§ **SHORT PROBLEM**
Extract the listing below in full, unchanged.

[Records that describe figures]
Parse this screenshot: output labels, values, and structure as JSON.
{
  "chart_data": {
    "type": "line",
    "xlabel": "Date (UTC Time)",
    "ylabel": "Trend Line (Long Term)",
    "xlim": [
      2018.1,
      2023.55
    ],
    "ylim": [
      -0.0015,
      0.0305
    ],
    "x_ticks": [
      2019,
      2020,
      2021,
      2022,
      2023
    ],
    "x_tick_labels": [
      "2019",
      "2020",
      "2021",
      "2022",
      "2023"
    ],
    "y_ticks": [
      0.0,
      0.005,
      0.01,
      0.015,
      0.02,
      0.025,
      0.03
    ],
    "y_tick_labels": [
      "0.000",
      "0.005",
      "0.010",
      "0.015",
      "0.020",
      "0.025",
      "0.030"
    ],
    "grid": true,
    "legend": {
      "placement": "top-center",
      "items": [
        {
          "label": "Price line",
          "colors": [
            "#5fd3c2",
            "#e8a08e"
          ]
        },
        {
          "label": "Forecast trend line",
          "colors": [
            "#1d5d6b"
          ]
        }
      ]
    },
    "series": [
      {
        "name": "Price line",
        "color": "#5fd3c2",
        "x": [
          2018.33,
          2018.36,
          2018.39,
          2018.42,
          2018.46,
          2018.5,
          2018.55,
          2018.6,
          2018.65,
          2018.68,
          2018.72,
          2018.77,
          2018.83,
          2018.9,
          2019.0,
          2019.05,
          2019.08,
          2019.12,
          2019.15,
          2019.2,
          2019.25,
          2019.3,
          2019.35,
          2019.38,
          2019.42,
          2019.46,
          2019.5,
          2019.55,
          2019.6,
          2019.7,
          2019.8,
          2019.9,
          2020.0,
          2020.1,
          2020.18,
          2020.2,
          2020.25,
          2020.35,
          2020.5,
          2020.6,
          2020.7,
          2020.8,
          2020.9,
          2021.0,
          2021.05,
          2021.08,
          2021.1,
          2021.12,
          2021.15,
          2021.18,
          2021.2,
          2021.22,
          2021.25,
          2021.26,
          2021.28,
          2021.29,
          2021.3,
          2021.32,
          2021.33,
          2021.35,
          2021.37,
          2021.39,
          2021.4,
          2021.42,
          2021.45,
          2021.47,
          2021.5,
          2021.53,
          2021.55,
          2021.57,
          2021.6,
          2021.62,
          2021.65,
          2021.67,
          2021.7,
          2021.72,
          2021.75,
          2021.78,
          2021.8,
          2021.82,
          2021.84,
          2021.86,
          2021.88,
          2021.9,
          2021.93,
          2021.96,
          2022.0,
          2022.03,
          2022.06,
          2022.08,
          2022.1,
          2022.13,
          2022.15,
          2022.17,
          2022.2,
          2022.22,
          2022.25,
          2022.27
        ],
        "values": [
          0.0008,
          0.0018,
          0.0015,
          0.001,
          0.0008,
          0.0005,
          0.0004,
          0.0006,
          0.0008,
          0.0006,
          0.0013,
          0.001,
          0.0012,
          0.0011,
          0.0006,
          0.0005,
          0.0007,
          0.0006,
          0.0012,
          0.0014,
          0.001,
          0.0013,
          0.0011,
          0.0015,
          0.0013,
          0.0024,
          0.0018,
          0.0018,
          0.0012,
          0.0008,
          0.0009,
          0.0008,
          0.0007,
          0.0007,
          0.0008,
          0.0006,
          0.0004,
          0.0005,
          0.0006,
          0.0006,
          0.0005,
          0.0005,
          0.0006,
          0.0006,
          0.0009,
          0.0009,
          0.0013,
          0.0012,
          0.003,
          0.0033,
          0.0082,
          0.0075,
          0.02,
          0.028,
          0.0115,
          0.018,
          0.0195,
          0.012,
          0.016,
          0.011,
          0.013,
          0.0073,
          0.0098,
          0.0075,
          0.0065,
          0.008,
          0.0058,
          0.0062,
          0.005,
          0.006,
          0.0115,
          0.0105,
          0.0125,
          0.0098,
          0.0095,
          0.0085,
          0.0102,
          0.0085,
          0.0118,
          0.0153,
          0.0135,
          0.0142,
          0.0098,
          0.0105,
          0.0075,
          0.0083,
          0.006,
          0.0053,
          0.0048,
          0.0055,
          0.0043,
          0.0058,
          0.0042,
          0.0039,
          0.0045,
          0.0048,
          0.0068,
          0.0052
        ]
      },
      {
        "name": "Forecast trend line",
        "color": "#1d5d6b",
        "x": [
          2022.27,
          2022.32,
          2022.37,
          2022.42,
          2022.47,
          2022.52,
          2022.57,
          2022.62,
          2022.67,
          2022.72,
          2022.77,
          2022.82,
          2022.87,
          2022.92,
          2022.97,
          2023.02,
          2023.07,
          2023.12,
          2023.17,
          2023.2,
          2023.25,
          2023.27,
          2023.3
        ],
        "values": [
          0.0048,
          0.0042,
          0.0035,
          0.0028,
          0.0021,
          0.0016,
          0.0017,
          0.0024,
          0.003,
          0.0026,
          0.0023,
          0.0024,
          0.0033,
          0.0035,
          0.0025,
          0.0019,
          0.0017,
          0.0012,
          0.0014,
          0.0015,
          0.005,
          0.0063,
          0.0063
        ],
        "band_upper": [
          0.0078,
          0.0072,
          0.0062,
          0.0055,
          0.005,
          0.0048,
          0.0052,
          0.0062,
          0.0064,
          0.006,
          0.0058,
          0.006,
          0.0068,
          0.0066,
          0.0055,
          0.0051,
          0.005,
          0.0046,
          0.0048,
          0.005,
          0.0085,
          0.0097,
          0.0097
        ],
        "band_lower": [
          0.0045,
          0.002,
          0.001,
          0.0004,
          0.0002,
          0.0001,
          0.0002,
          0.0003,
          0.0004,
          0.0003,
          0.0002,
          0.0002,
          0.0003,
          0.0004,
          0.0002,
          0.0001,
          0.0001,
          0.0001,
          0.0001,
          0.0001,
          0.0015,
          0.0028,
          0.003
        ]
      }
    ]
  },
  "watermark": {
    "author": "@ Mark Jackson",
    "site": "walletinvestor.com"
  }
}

§ **SOLVED EXERCISE**
Parse this screenshot: output labels, values, and structure as JSON.
{
  "chart_data": {
    "type": "line",
    "xlabel": "Date (UTC Time)",
    "ylabel": "Trend Line (Long Term)",
    "xlim": [
      2018.1,
      2023.55
    ],
    "ylim": [
      -0.0015,
      0.0305
    ],
    "x_ticks": [
      2019,
      2020,
      2021,
      2022,
      2023
    ],
    "x_tick_labels": [
      "2019",
      "2020",
      "2021",
      "2022",
      "2023"
    ],
    "y_ticks": [
      0.0,
      0.005,
      0.01,
      0.015,
      0.02,
      0.025,
      0.03
    ],
    "y_tick_labels": [
      "0.000",
      "0.005",
      "0.010",
      "0.015",
      "0.020",
      "0.025",
      "0.030"
    ],
    "grid": true,
    "legend": {
      "placement": "top-center",
      "items": [
        {
          "label": "Price line",
          "colors": [
            "#5fd3c2",
            "#e8a08e"
          ]
        },
        {
          "label": "Forecast trend line",
          "colors": [
            "#1d5d6b"
          ]
        }
      ]
    },
    "series": [
      {
        "name": "Price line",
        "color": "#5fd3c2",
        "x": [
          2018.33,
          2018.36,
          2018.39,
          2018.42,
          2018.46,
          2018.5,
          2018.55,
          2018.6,
          2018.65,
          2018.68,
          2018.72,
          2018.77,
          2018.83,
          2018.9,
          2019.0,
          2019.05,
          2019.08,
          2019.12,
          2019.15,
          2019.2,
          2019.25,
          2019.3,
          2019.35,
          2019.38,
          2019.42,
          2019.46,
          2019.5,
          2019.55,
          2019.6,
          2019.7,
          2019.8,
          2019.9,
          2020.0,
          2020.1,
          2020.18,
          2020.2,
          2020.25,
          2020.35,
          2020.5,
          2020.6,
          2020.7,
          2020.8,
          2020.9,
          2021.0,
          2021.05,
          2021.08,
          2021.1,
          2021.12,
          2021.15,
          2021.18,
          2021.2,
          2021.22,
          2021.25,
          2021.26,
          2021.28,
          2021.29,
          2021.3,
          2021.32,
          2021.33,
          2021.35,
          2021.37,
          2021.39,
          2021.4,
          2021.42,
          2021.45,
          2021.47,
          2021.5,
          2021.53,
          2021.55,
          2021.57,
          2021.6,
          2021.62,
          2021.65,
          2021.67,
          2021.7,
          2021.72,
          2021.75,
          2021.78,
          2021.8,
          2021.82,
          2021.84,
          2021.86,
          2021.88,
          2021.9,
          2021.93,
          2021.96,
          2022.0,
          2022.03,
          2022.06,
          2022.08,
          2022.1,
          2022.13,
          2022.15,
          2022.17,
          2022.2,
          2022.22,
          2022.25,
          2022.27
        ],
        "values": [
          0.0008,
          0.0018,
          0.0015,
          0.001,
          0.0008,
          0.0005,
          0.0004,
          0.0006,
          0.0008,
          0.0006,
          0.0013,
          0.001,
          0.0012,
          0.0011,
          0.0006,
          0.0005,
          0.0007,
          0.0006,
          0.0012,
          0.0014,
          0.001,
          0.0013,
          0.0011,
          0.0015,
          0.0013,
          0.0024,
          0.0018,
          0.0018,
          0.0012,
          0.0008,
          0.0009,
          0.0008,
          0.0007,
          0.0007,
          0.0008,
          0.0006,
          0.0004,
          0.0005,
          0.0006,
          0.0006,
          0.0005,
          0.0005,
          0.0006,
          0.0006,
          0.0009,
          0.0009,
          0.0013,
          0.0012,
          0.003,
          0.0033,
          0.0082,
          0.0075,
          0.02,
          0.028,
          0.0115,
          0.018,
          0.0195,
          0.012,
          0.016,
          0.011,
          0.013,
          0.0073,
          0.0098,
          0.0075,
          0.0065,
          0.008,
          0.0058,
          0.0062,
          0.005,
          0.006,
          0.0115,
          0.0105,
          0.0125,
          0.0098,
          0.0095,
          0.0085,
          0.0102,
          0.0085,
          0.0118,
          0.0153,
          0.0135,
          0.0142,
          0.0098,
          0.0105,
          0.0075,
          0.0083,
          0.006,
          0.0053,
          0.0048,
          0.0055,
          0.0043,
          0.0058,
          0.0042,
          0.0039,
          0.0045,
          0.0048,
          0.0068,
          0.0052
        ]
      },
      {
        "name": "Forecast trend line",
        "color": "#1d5d6b",
        "x": [
          2022.27,
          2022.32,
          2022.37,
          2022.42,
          2022.47,
          2022.52,
          2022.57,
          2022.62,
          2022.67,
          2022.72,
          2022.77,
          2022.82,
          2022.87,
          2022.92,
          2022.97,
          2023.02,
          2023.07,
          2023.12,
          2023.17,
          2023.2,
          2023.25,
          2023.27,
          2023.3
        ],
        "values": [
          0.0048,
          0.0042,
          0.0035,
          0.0028,
          0.0021,
          0.0016,
          0.0017,
          0.0024,
          0.003,
          0.0026,
          0.0023,
          0.0024,
          0.0033,
          0.0035,
          0.0025,
          0.0019,
          0.0017,
          0.0012,
          0.0014,
          0.0015,
          0.005,
          0.0063,
          0.0063
        ],
        "band_upper": [
          0.0078,
          0.0072,
          0.0062,
          0.0055,
          0.005,
          0.0048,
          0.0052,
          0.0062,
          0.0064,
          0.006,
          0.0058,
          0.006,
          0.0068,
          0.0066,
          0.0055,
          0.0051,
          0.005,
          0.0046,
          0.0048,
          0.005,
          0.0085,
          0.0097,
          0.0097
        ],
        "band_lower": [
          0.0045,
          0.002,
          0.001,
          0.0004,
          0.0002,
          0.0001,
          0.0002,
          0.0003,
          0.0004,
          0.0003,
          0.0002,
          0.0002,
          0.0003,
          0.0004,
          0.0002,
          0.0001,
          0.0001,
          0.0001,
          0.0001,
          0.0001,
          0.0015,
          0.0028,
          0.003
        ]
      }
    ]
  },
  "watermark": {
    "author": "@ Mark Jackson",
    "site": "walletinvestor.com"
  }
}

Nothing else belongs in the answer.